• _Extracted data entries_
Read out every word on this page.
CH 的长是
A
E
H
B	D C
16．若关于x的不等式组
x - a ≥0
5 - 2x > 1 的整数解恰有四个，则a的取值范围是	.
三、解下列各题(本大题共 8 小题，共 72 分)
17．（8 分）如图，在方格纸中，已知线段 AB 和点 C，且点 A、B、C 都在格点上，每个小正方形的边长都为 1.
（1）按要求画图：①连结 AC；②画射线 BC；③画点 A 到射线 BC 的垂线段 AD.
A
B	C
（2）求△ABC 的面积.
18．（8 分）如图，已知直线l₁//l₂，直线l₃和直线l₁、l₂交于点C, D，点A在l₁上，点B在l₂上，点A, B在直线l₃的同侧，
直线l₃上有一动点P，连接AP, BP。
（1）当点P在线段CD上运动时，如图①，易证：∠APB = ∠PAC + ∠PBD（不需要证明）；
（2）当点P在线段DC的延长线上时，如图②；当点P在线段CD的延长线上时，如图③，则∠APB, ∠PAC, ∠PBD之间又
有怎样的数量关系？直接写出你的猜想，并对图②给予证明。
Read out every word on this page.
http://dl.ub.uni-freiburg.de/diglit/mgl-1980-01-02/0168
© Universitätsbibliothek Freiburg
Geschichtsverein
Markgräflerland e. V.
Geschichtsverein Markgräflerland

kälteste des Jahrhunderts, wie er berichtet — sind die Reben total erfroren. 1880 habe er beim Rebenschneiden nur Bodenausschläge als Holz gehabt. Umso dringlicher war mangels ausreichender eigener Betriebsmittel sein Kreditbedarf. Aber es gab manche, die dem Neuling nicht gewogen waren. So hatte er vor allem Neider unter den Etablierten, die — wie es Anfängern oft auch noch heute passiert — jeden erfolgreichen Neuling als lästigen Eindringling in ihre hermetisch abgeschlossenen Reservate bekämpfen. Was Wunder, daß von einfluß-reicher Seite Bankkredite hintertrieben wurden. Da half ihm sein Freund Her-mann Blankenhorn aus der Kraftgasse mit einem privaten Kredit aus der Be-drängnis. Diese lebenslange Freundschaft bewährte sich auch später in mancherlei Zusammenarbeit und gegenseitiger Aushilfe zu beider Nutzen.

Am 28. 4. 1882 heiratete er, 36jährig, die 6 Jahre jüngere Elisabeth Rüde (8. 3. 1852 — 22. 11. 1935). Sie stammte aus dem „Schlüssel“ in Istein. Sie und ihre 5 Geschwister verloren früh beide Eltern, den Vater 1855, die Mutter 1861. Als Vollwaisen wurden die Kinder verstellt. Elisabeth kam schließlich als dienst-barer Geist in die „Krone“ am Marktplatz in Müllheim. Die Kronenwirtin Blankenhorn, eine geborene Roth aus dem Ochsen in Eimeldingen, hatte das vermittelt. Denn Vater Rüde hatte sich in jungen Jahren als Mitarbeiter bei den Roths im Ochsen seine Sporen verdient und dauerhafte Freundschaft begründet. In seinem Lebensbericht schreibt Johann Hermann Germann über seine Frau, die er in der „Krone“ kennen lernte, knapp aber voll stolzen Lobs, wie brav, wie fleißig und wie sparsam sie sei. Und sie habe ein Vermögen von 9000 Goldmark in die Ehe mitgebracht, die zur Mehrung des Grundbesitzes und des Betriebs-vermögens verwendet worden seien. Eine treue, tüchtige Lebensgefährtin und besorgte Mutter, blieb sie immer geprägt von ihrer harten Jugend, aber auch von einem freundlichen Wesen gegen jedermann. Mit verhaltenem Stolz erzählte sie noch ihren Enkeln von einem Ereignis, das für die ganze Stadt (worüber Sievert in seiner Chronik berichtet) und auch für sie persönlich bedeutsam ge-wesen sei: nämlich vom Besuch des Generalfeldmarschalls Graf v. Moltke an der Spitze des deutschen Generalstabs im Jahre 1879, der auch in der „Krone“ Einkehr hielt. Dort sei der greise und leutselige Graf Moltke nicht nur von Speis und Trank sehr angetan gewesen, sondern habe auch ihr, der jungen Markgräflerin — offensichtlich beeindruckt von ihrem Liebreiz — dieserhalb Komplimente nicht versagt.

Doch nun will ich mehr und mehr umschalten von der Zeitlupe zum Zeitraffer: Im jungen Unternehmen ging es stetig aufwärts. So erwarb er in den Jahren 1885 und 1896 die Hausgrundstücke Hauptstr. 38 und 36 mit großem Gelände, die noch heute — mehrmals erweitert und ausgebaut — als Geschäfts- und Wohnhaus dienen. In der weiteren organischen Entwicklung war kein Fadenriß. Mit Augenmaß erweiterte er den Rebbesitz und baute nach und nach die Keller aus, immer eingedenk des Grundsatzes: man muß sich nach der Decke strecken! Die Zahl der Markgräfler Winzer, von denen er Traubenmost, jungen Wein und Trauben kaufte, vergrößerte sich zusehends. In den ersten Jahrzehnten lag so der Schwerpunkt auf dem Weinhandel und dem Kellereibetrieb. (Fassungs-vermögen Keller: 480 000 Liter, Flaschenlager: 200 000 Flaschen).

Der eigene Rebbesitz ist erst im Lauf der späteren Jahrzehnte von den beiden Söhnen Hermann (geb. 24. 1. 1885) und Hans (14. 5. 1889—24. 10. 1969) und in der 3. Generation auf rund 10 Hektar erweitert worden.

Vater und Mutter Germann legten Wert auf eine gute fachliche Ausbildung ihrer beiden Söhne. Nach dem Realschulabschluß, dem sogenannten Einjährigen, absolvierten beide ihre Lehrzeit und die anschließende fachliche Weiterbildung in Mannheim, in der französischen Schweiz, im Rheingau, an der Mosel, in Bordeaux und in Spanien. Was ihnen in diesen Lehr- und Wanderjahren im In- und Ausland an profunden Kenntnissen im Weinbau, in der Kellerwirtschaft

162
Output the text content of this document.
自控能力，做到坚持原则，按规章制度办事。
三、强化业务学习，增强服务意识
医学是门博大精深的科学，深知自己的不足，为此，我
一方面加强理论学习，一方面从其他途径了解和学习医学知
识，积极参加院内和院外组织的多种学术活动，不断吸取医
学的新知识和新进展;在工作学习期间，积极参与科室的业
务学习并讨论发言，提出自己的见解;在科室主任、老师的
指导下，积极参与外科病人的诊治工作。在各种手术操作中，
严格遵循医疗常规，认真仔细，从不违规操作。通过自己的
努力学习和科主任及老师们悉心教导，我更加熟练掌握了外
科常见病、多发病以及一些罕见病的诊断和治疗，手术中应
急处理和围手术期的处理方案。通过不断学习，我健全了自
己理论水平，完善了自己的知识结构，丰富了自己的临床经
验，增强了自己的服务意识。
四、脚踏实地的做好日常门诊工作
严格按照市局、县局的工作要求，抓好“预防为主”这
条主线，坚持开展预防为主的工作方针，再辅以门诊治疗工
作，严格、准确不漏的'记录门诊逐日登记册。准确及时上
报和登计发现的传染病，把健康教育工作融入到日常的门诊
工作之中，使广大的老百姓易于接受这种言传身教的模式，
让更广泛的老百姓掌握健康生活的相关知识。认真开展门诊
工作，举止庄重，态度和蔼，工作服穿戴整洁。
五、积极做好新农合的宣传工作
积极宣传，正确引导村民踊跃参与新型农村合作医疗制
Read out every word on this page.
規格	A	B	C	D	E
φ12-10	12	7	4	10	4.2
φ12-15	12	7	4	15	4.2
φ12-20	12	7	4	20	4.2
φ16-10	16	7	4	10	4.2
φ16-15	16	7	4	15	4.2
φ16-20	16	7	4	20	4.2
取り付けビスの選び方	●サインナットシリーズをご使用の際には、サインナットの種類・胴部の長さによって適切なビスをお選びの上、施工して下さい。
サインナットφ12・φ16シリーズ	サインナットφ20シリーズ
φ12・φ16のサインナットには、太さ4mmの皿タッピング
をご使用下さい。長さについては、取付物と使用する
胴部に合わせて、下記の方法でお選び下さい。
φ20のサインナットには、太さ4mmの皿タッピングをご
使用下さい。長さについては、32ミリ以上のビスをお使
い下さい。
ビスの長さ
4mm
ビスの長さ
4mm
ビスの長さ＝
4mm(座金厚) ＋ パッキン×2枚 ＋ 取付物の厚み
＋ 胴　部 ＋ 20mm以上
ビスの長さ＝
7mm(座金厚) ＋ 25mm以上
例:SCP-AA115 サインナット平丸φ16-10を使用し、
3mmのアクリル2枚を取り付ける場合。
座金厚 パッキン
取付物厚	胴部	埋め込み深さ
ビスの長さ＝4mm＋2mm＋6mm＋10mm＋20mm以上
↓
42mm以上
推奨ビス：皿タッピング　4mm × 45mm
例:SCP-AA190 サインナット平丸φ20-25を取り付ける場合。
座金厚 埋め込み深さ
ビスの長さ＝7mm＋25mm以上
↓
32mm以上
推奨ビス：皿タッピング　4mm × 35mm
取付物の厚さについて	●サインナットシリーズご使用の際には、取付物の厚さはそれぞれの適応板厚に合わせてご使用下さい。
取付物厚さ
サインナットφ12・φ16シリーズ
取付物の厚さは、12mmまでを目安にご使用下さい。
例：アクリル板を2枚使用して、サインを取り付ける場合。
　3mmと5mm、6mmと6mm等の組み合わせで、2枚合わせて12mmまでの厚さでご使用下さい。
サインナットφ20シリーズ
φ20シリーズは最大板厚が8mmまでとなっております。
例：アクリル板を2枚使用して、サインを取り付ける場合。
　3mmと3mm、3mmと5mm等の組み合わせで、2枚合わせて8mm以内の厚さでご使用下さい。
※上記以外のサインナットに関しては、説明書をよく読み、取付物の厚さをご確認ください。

• _Task details_
Say only how many lines in the records carry the word "長さについては".

• _Full output_
2